- [What you need to do]
Find the lines holding "Martin" and copy them.

--- Begin ---

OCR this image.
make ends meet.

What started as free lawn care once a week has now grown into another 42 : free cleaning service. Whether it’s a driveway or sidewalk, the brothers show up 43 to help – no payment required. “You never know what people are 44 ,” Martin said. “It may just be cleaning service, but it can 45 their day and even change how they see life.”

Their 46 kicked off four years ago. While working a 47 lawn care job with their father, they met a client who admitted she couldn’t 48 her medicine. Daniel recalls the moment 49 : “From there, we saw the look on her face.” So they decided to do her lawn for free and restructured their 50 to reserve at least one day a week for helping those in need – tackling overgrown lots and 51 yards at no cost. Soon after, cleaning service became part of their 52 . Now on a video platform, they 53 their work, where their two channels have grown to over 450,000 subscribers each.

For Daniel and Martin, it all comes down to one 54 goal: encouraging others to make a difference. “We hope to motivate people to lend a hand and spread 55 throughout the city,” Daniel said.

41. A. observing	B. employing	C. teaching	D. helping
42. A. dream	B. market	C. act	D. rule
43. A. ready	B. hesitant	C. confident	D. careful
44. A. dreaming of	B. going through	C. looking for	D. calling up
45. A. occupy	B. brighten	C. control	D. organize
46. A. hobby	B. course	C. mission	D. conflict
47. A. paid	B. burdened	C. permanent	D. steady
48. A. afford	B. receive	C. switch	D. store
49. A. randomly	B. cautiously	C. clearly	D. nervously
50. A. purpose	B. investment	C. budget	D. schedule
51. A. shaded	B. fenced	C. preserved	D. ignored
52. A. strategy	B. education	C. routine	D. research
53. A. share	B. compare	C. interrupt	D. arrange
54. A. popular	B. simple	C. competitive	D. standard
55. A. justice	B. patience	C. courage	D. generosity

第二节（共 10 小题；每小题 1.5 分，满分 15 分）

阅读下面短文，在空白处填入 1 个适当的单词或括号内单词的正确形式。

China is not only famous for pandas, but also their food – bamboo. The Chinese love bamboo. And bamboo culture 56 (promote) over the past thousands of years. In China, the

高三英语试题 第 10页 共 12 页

--- End ---

- [Answer in full]
What started as free lawn care once a week has now grown into another 42 : free cleaning service. Whether it’s a driveway or sidewalk, the brothers show up 43 to help – no payment required. “You never know what people are 44 ,” Martin said. “It may just be cleaning service, but it can 45 their day and even change how they see life.”
For Daniel and Martin, it all comes down to one 54 goal: encouraging others to make a difference. “We hope to motivate people to lend a hand and spread 55 throughout the city,” Daniel said.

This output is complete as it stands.